Source records:

========================================================================

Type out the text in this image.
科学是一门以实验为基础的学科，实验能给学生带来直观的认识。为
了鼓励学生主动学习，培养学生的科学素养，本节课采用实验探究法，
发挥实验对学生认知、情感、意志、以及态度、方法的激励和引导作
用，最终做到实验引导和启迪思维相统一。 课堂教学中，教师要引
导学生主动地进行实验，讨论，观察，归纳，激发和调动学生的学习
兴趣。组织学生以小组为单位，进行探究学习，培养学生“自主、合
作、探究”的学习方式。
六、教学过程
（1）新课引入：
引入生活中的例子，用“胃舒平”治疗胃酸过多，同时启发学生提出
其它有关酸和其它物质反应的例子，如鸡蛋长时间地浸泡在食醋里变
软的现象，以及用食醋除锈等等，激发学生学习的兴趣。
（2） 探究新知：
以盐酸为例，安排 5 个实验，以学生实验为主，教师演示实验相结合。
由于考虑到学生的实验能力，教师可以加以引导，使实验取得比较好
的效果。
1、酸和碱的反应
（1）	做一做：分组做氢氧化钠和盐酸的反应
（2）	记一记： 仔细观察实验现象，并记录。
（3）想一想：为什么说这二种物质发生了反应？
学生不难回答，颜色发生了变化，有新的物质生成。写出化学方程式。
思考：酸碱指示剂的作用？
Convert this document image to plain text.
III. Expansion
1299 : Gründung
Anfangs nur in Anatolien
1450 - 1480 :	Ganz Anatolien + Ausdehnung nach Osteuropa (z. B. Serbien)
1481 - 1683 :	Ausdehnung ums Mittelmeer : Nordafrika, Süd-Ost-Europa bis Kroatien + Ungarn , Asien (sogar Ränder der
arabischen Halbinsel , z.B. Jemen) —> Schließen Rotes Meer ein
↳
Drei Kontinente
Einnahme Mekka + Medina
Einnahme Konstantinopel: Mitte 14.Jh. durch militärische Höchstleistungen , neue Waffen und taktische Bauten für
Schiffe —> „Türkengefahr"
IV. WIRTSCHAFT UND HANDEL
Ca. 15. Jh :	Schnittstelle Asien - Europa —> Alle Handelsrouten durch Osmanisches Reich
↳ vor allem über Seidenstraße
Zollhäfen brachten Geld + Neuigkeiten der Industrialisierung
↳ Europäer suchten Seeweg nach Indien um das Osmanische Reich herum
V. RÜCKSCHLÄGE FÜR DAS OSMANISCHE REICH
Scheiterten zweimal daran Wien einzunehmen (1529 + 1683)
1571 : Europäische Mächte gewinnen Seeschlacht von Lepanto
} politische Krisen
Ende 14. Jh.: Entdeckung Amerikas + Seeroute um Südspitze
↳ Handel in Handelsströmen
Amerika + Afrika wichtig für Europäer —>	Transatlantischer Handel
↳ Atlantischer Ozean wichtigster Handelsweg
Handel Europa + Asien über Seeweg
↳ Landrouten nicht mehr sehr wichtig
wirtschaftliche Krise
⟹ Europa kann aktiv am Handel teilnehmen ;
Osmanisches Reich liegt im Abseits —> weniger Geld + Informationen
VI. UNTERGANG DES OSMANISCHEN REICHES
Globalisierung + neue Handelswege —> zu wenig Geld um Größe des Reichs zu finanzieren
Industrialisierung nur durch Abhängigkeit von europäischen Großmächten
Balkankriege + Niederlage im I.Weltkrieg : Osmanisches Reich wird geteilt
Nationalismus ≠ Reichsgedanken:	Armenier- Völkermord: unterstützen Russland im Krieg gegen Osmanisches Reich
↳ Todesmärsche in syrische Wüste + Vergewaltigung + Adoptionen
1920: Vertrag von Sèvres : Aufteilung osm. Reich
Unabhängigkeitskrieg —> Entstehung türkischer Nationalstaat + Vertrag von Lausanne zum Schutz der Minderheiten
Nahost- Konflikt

========================================================================

Stated task — Reproduce the material exactly, with every line intact.

Exercise response —
Type out the text in this image.
科学是一门以实验为基础的学科，实验能给学生带来直观的认识。为
了鼓励学生主动学习，培养学生的科学素养，本节课采用实验探究法，
发挥实验对学生认知、情感、意志、以及态度、方法的激励和引导作
用，最终做到实验引导和启迪思维相统一。 课堂教学中，教师要引
导学生主动地进行实验，讨论，观察，归纳，激发和调动学生的学习
兴趣。组织学生以小组为单位，进行探究学习，培养学生“自主、合
作、探究”的学习方式。
六、教学过程
（1）新课引入：
引入生活中的例子，用“胃舒平”治疗胃酸过多，同时启发学生提出
其它有关酸和其它物质反应的例子，如鸡蛋长时间地浸泡在食醋里变
软的现象，以及用食醋除锈等等，激发学生学习的兴趣。
（2） 探究新知：
以盐酸为例，安排 5 个实验，以学生实验为主，教师演示实验相结合。
由于考虑到学生的实验能力，教师可以加以引导，使实验取得比较好
的效果。
1、酸和碱的反应
（1）	做一做：分组做氢氧化钠和盐酸的反应
（2）	记一记： 仔细观察实验现象，并记录。
（3）想一想：为什么说这二种物质发生了反应？
学生不难回答，颜色发生了变化，有新的物质生成。写出化学方程式。
思考：酸碱指示剂的作用？
Convert this document image to plain text.
III. Expansion
1299 : Gründung
Anfangs nur in Anatolien
1450 - 1480 :	Ganz Anatolien + Ausdehnung nach Osteuropa (z. B. Serbien)
1481 - 1683 :	Ausdehnung ums Mittelmeer : Nordafrika, Süd-Ost-Europa bis Kroatien + Ungarn , Asien (sogar Ränder der
arabischen Halbinsel , z.B. Jemen) —> Schließen Rotes Meer ein
↳
Drei Kontinente
Einnahme Mekka + Medina
Einnahme Konstantinopel: Mitte 14.Jh. durch militärische Höchstleistungen , neue Waffen und taktische Bauten für
Schiffe —> „Türkengefahr"
IV. WIRTSCHAFT UND HANDEL
Ca. 15. Jh :	Schnittstelle Asien - Europa —> Alle Handelsrouten durch Osmanisches Reich
↳ vor allem über Seidenstraße
Zollhäfen brachten Geld + Neuigkeiten der Industrialisierung
↳ Europäer suchten Seeweg nach Indien um das Osmanische Reich herum
V. RÜCKSCHLÄGE FÜR DAS OSMANISCHE REICH
Scheiterten zweimal daran Wien einzunehmen (1529 + 1683)
1571 : Europäische Mächte gewinnen Seeschlacht von Lepanto
} politische Krisen
Ende 14. Jh.: Entdeckung Amerikas + Seeroute um Südspitze
↳ Handel in Handelsströmen
Amerika + Afrika wichtig für Europäer —>	Transatlantischer Handel
↳ Atlantischer Ozean wichtigster Handelsweg
Handel Europa + Asien über Seeweg
↳ Landrouten nicht mehr sehr wichtig
wirtschaftliche Krise
⟹ Europa kann aktiv am Handel teilnehmen ;
Osmanisches Reich liegt im Abseits —> weniger Geld + Informationen
VI. UNTERGANG DES OSMANISCHEN REICHES
Globalisierung + neue Handelswege —> zu wenig Geld um Größe des Reichs zu finanzieren
Industrialisierung nur durch Abhängigkeit von europäischen Großmächten
Balkankriege + Niederlage im I.Weltkrieg : Osmanisches Reich wird geteilt
Nationalismus ≠ Reichsgedanken:	Armenier- Völkermord: unterstützen Russland im Krieg gegen Osmanisches Reich
↳ Todesmärsche in syrische Wüste + Vergewaltigung + Adoptionen
1920: Vertrag von Sèvres : Aufteilung osm. Reich
Unabhängigkeitskrieg —> Entstehung türkischer Nationalstaat + Vertrag von Lausanne zum Schutz der Minderheiten
Nahost- Konflikt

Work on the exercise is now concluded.